Task goal:
Locate every line in the material below that has the word "noise". Copy each of those lines.

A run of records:
++++++
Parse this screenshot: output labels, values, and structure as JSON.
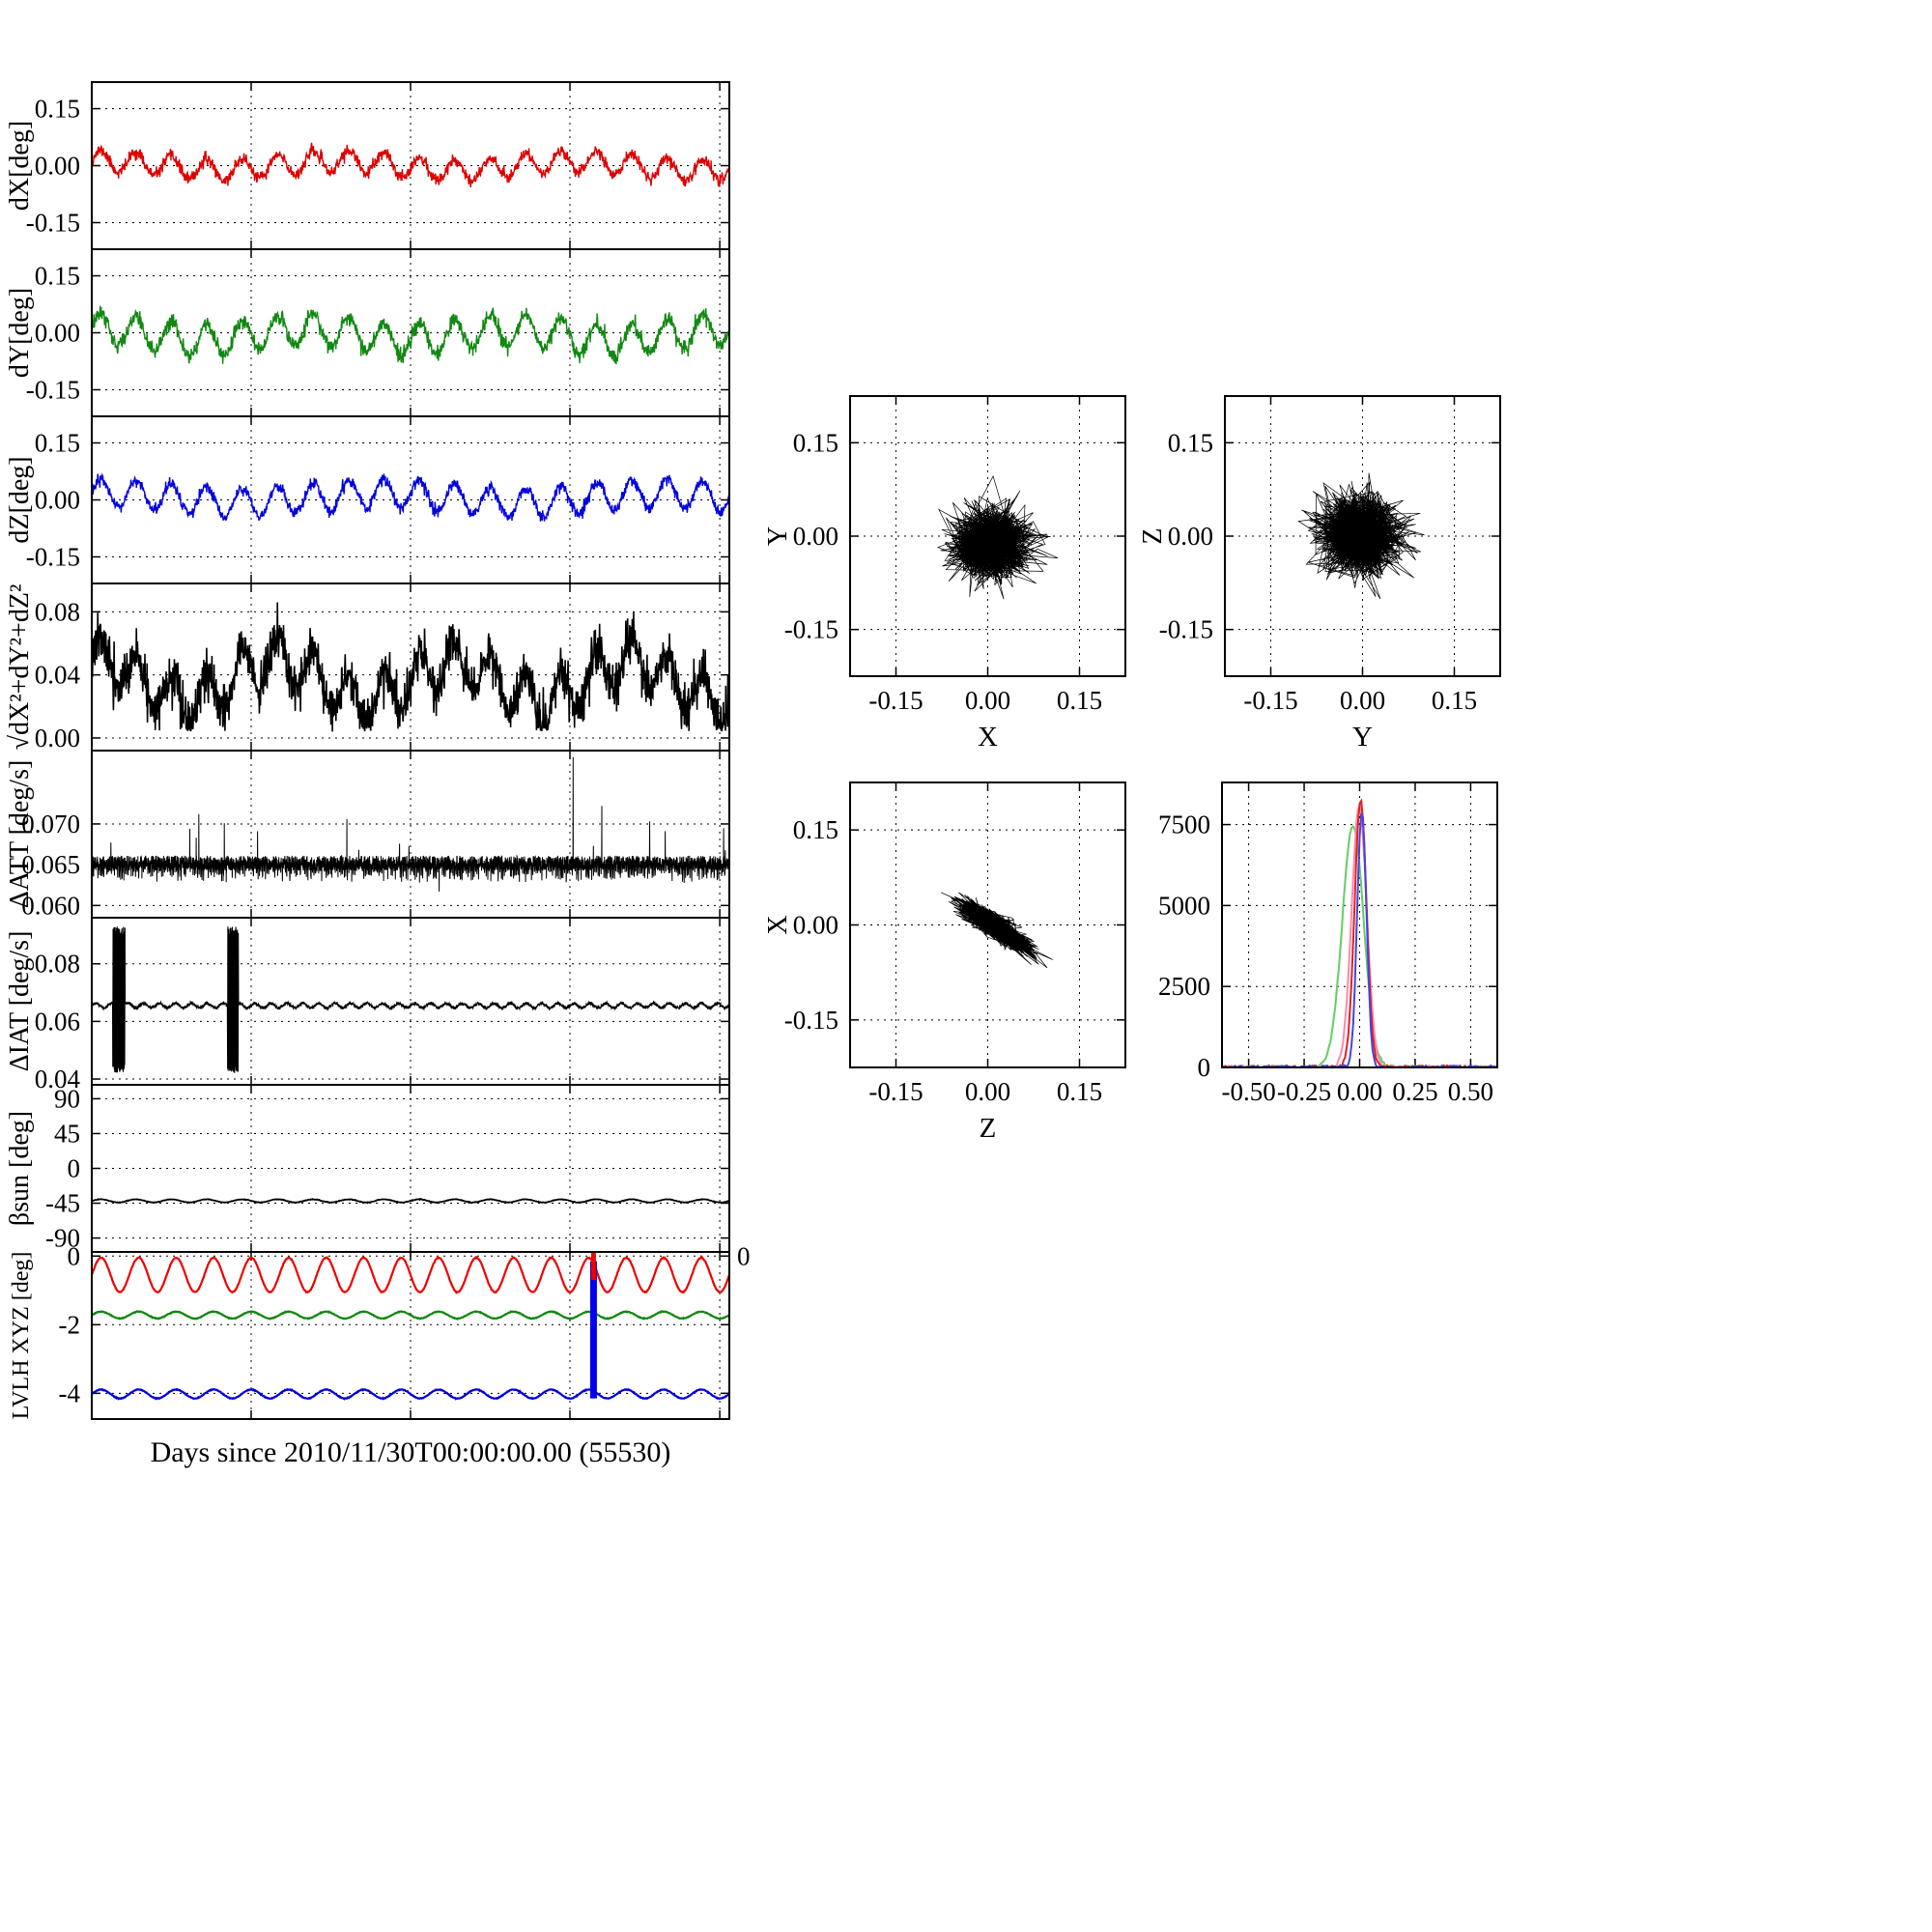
{
  "figure": {
    "xlabel": "Days since 2010/11/30T00:00:00.00 (55530)",
    "background": "#ffffff"
  },
  "chart_data": [
    {
      "id": "dx",
      "type": "line",
      "ylabel": "dX[deg]",
      "ylim": [
        -0.22,
        0.22
      ],
      "yticks": [
        0.15,
        0.0,
        -0.15
      ],
      "ytick_labels": [
        "0.15",
        "0.00",
        "-0.15"
      ],
      "xgrid": [
        0.25,
        0.5,
        0.75,
        0.985
      ],
      "series": [
        {
          "name": "dX",
          "color": "#dd0000",
          "width": 1.4,
          "gen": {
            "kind": "osc",
            "mean": 0.0,
            "amp": 0.028,
            "cycles": 18,
            "amp2": 0.012,
            "cycles2": 2.7,
            "noise": 0.008,
            "seed": 11,
            "n": 1500
          }
        }
      ]
    },
    {
      "id": "dy",
      "type": "line",
      "ylabel": "dY[deg]",
      "ylim": [
        -0.22,
        0.22
      ],
      "yticks": [
        0.15,
        0.0,
        -0.15
      ],
      "ytick_labels": [
        "0.15",
        "0.00",
        "-0.15"
      ],
      "xgrid": [
        0.25,
        0.5,
        0.75,
        0.985
      ],
      "series": [
        {
          "name": "dY",
          "color": "#118811",
          "width": 1.4,
          "gen": {
            "kind": "osc",
            "mean": -0.005,
            "amp": 0.042,
            "cycles": 18,
            "amp2": 0.015,
            "cycles2": 3.1,
            "noise": 0.01,
            "seed": 12,
            "n": 1500
          }
        }
      ]
    },
    {
      "id": "dz",
      "type": "line",
      "ylabel": "dZ[deg]",
      "ylim": [
        -0.22,
        0.22
      ],
      "yticks": [
        0.15,
        0.0,
        -0.15
      ],
      "ytick_labels": [
        "0.15",
        "0.00",
        "-0.15"
      ],
      "xgrid": [
        0.25,
        0.5,
        0.75,
        0.985
      ],
      "series": [
        {
          "name": "dZ",
          "color": "#0000dd",
          "width": 1.4,
          "gen": {
            "kind": "osc",
            "mean": 0.005,
            "amp": 0.038,
            "cycles": 18,
            "amp2": 0.012,
            "cycles2": 2.3,
            "noise": 0.008,
            "seed": 13,
            "n": 1500
          }
        }
      ]
    },
    {
      "id": "mag",
      "type": "line",
      "ylabel": "√dX²+dY²+dZ²",
      "ylim": [
        -0.008,
        0.098
      ],
      "yticks": [
        0.08,
        0.04,
        0.0
      ],
      "ytick_labels": [
        "0.08",
        "0.04",
        "0.00"
      ],
      "xgrid": [
        0.25,
        0.5,
        0.75,
        0.985
      ],
      "series": [
        {
          "name": "magnitude",
          "color": "#000000",
          "width": 1.6,
          "gen": {
            "kind": "mag",
            "mean": 0.036,
            "amp": 0.015,
            "cycles": 18,
            "amp2": 0.013,
            "cycles2": 3.6,
            "noise": 0.0075,
            "seed": 14,
            "n": 1800
          }
        }
      ]
    },
    {
      "id": "datt",
      "type": "line",
      "ylabel": "ΔATT [deg/s]",
      "ylim": [
        0.0585,
        0.079
      ],
      "yticks": [
        0.07,
        0.065,
        0.06
      ],
      "ytick_labels": [
        "0.070",
        "0.065",
        "0.060"
      ],
      "xgrid": [
        0.25,
        0.5,
        0.75,
        0.985
      ],
      "series": [
        {
          "name": "delta-att",
          "color": "#000000",
          "width": 1.0,
          "gen": {
            "kind": "band",
            "mean": 0.0652,
            "noise": 0.0009,
            "comb": 0.0016,
            "seed": 15,
            "n": 3800,
            "spikes": [
              {
                "t": 0.168,
                "v": 0.0712
              },
              {
                "t": 0.208,
                "v": 0.0701
              },
              {
                "t": 0.4,
                "v": 0.0706
              },
              {
                "t": 0.545,
                "v": 0.0617
              },
              {
                "t": 0.755,
                "v": 0.0782
              },
              {
                "t": 0.8,
                "v": 0.0722
              },
              {
                "t": 0.875,
                "v": 0.0703
              }
            ]
          }
        }
      ]
    },
    {
      "id": "diat",
      "type": "line",
      "ylabel": "ΔIAT [deg/s]",
      "ylim": [
        0.038,
        0.096
      ],
      "yticks": [
        0.08,
        0.06,
        0.04
      ],
      "ytick_labels": [
        "0.08",
        "0.06",
        "0.04"
      ],
      "xgrid": [
        0.25,
        0.5,
        0.75,
        0.985
      ],
      "series": [
        {
          "name": "delta-iat",
          "color": "#000000",
          "width": 1.2,
          "gen": {
            "kind": "burst",
            "mean": 0.0655,
            "noise": 0.0005,
            "wamp": 0.0008,
            "wcycles": 40,
            "seed": 16,
            "n": 2600,
            "bursts": [
              {
                "t0": 0.033,
                "t1": 0.052,
                "lo": 0.0435,
                "hi": 0.0915
              },
              {
                "t0": 0.213,
                "t1": 0.23,
                "lo": 0.0435,
                "hi": 0.0915
              }
            ]
          }
        }
      ]
    },
    {
      "id": "beta",
      "type": "line",
      "ylabel": "βsun [deg]",
      "ylim": [
        -108,
        108
      ],
      "yticks": [
        90,
        45,
        0,
        -45,
        -90
      ],
      "ytick_labels": [
        "90",
        "45",
        "0",
        "-45",
        "-90"
      ],
      "xgrid": [
        0.25,
        0.5,
        0.75,
        0.985
      ],
      "series": [
        {
          "name": "beta-sun",
          "color": "#000000",
          "width": 1.8,
          "gen": {
            "kind": "osc",
            "mean": -42,
            "amp": 2,
            "cycles": 18,
            "noise": 0.2,
            "seed": 17,
            "n": 1200
          }
        }
      ]
    },
    {
      "id": "lvlh",
      "type": "line",
      "ylabel": "LVLH XYZ [deg]",
      "ylim": [
        -4.75,
        0.12
      ],
      "yticks": [
        0,
        -2,
        -4
      ],
      "ytick_labels": [
        "0",
        "-2",
        "-4"
      ],
      "xgrid": [
        0.25,
        0.5,
        0.75,
        0.985
      ],
      "extra_labels": [
        {
          "frac": 1.0,
          "yval": 0,
          "text": "0"
        }
      ],
      "series": [
        {
          "name": "lvlh-x",
          "color": "#ee0000",
          "width": 2.2,
          "gen": {
            "kind": "osc",
            "mean": -0.55,
            "amp": 0.5,
            "cycles": 17,
            "noise": 0.006,
            "seed": 18,
            "n": 1400
          }
        },
        {
          "name": "lvlh-y",
          "color": "#118811",
          "width": 2.2,
          "gen": {
            "kind": "osc",
            "mean": -1.72,
            "amp": 0.1,
            "cycles": 17,
            "noise": 0.005,
            "seed": 19,
            "n": 1400
          }
        },
        {
          "name": "lvlh-z",
          "color": "#0000dd",
          "width": 2.2,
          "gen": {
            "kind": "osc",
            "mean": -4.02,
            "amp": 0.13,
            "cycles": 17,
            "noise": 0.005,
            "seed": 20,
            "n": 1400
          }
        }
      ],
      "events": [
        {
          "t": 0.787,
          "y0": -4.15,
          "y1": -0.15,
          "color": "#0000ee",
          "width": 7
        },
        {
          "t": 0.787,
          "y0": -0.7,
          "y1": 0.1,
          "color": "#ee0000",
          "width": 5
        }
      ]
    },
    {
      "id": "scatter_xy",
      "type": "scatter",
      "xlabel": "X",
      "ylabel": "Y",
      "xlim": [
        -0.225,
        0.225
      ],
      "ylim": [
        -0.225,
        0.225
      ],
      "xticks": [
        -0.15,
        0.0,
        0.15
      ],
      "xtick_labels": [
        "-0.15",
        "0.00",
        "0.15"
      ],
      "yticks": [
        0.15,
        0.0,
        -0.15
      ],
      "ytick_labels": [
        "0.15",
        "0.00",
        "-0.15"
      ],
      "color": "#000000",
      "gen": {
        "n": 1500,
        "cx": 0.005,
        "cy": -0.012,
        "sx": 0.03,
        "sy": 0.026,
        "slope": 0,
        "seed": 21
      }
    },
    {
      "id": "scatter_yz",
      "type": "scatter",
      "xlabel": "Y",
      "ylabel": "Z",
      "xlim": [
        -0.225,
        0.225
      ],
      "ylim": [
        -0.225,
        0.225
      ],
      "xticks": [
        -0.15,
        0.0,
        0.15
      ],
      "xtick_labels": [
        "-0.15",
        "0.00",
        "0.15"
      ],
      "yticks": [
        0.15,
        0.0,
        -0.15
      ],
      "ytick_labels": [
        "0.15",
        "0.00",
        "-0.15"
      ],
      "color": "#000000",
      "gen": {
        "n": 1500,
        "cx": -0.005,
        "cy": 0.003,
        "sx": 0.032,
        "sy": 0.03,
        "slope": 0,
        "seed": 22
      }
    },
    {
      "id": "scatter_zx",
      "type": "scatter",
      "xlabel": "Z",
      "ylabel": "X",
      "xlim": [
        -0.225,
        0.225
      ],
      "ylim": [
        -0.225,
        0.225
      ],
      "xticks": [
        -0.15,
        0.0,
        0.15
      ],
      "xtick_labels": [
        "-0.15",
        "0.00",
        "0.15"
      ],
      "yticks": [
        0.15,
        0.0,
        -0.15
      ],
      "ytick_labels": [
        "0.15",
        "0.00",
        "-0.15"
      ],
      "color": "#000000",
      "gen": {
        "n": 1600,
        "cx": 0.012,
        "cy": -0.002,
        "sx": 0.025,
        "sy": 0.009,
        "slope": -0.6,
        "seed": 23
      }
    },
    {
      "id": "hist",
      "type": "hist",
      "xlim": [
        -0.62,
        0.62
      ],
      "ylim": [
        0,
        8800
      ],
      "xticks": [
        -0.5,
        -0.25,
        0.0,
        0.25,
        0.5
      ],
      "xtick_labels": [
        "-0.50",
        "-0.25",
        "0.00",
        "0.25",
        "0.50"
      ],
      "yticks": [
        7500,
        5000,
        2500,
        0
      ],
      "ytick_labels": [
        "7500",
        "5000",
        "2500",
        "0"
      ],
      "series": [
        {
          "name": "hist-green",
          "color": "#66cc66",
          "mu": -0.03,
          "sigma": 0.048,
          "peak": 7500
        },
        {
          "name": "hist-pink",
          "color": "#ff88aa",
          "mu": -0.002,
          "sigma": 0.034,
          "peak": 8050
        },
        {
          "name": "hist-red",
          "color": "#dd2222",
          "mu": 0.004,
          "sigma": 0.027,
          "peak": 8250
        },
        {
          "name": "hist-blue",
          "color": "#4444dd",
          "mu": 0.01,
          "sigma": 0.021,
          "peak": 7950
        }
      ]
    }
  ]
}
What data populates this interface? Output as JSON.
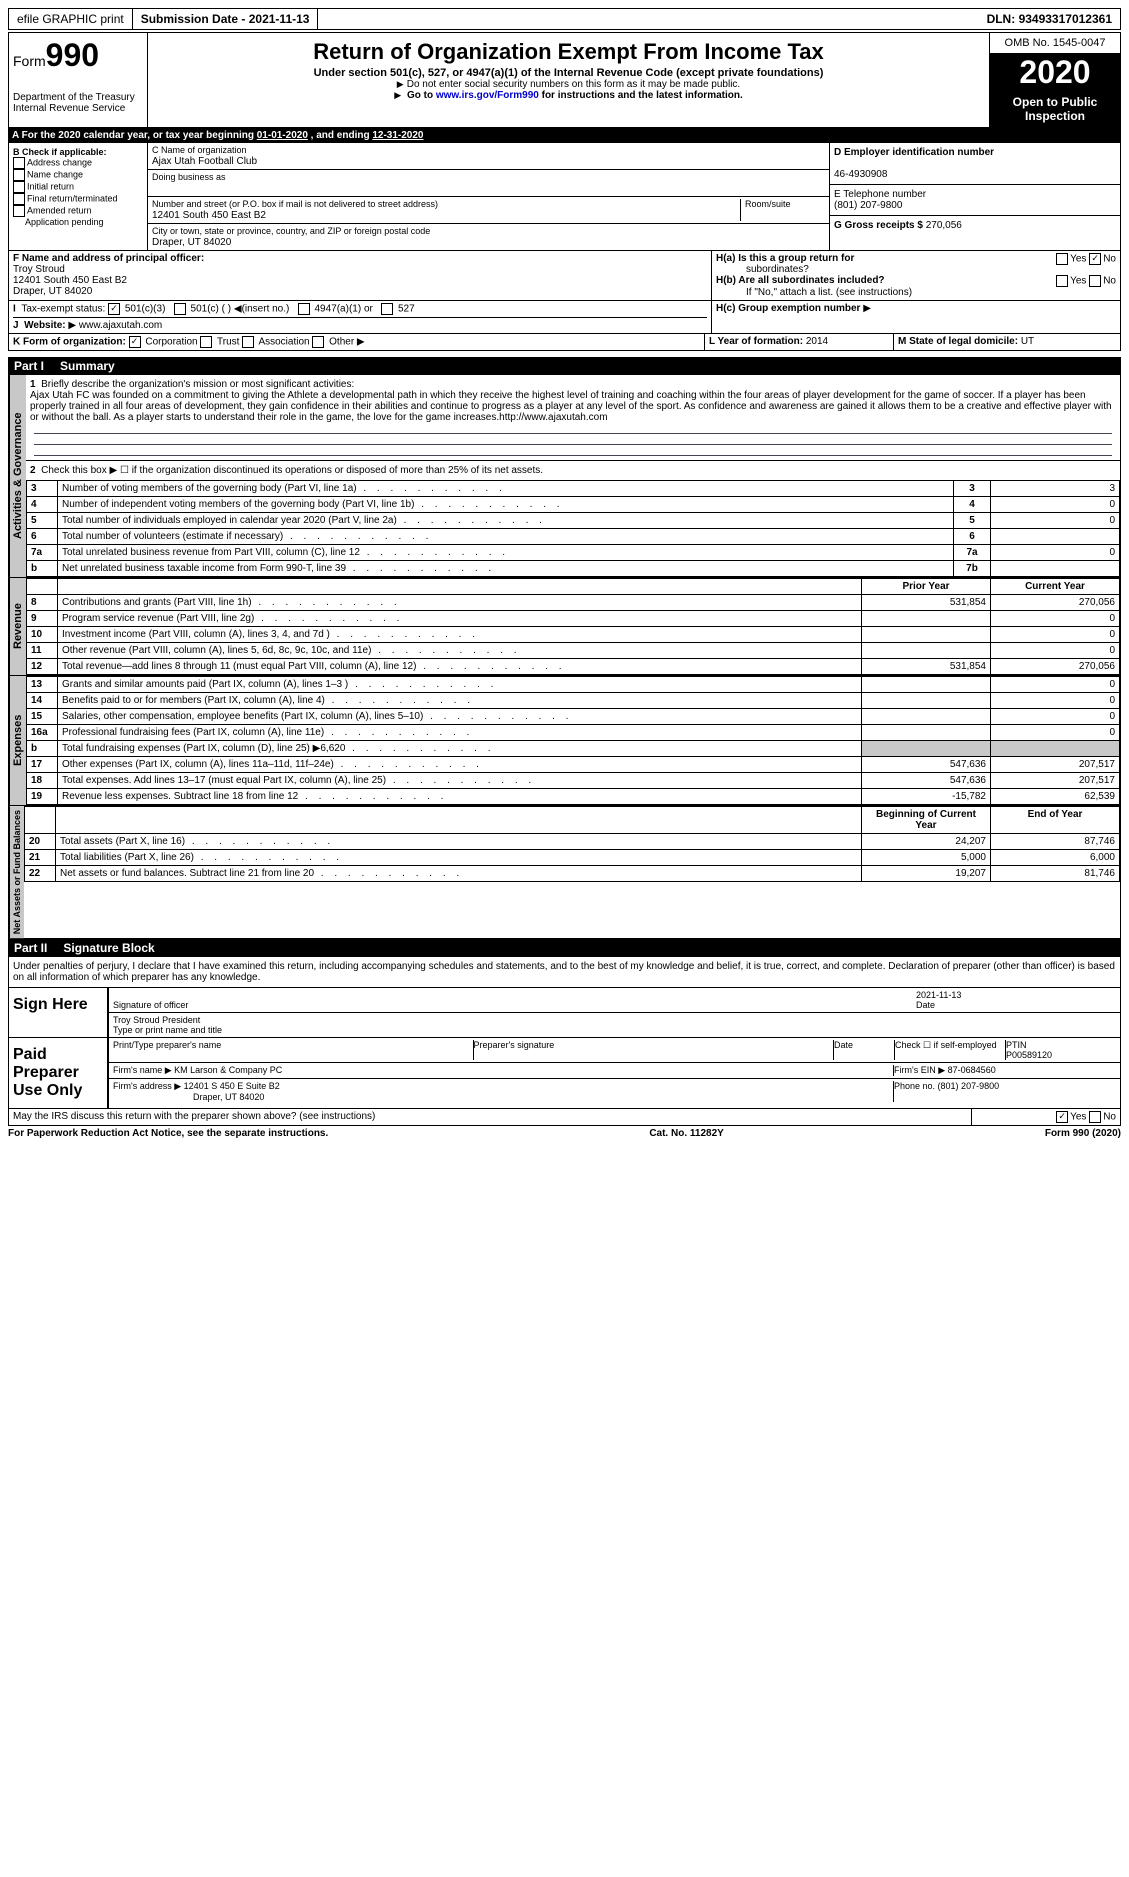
++++++
Exercise answer:
            "noise": 0.008,
            "noise": 0.01,
            "noise": 0.008,
            "noise": 0.0075,
            "noise": 0.0009,
            "noise": 0.0005,
            "noise": 0.2,
            "noise": 0.006,
            "noise": 0.005,
            "noise": 0.005,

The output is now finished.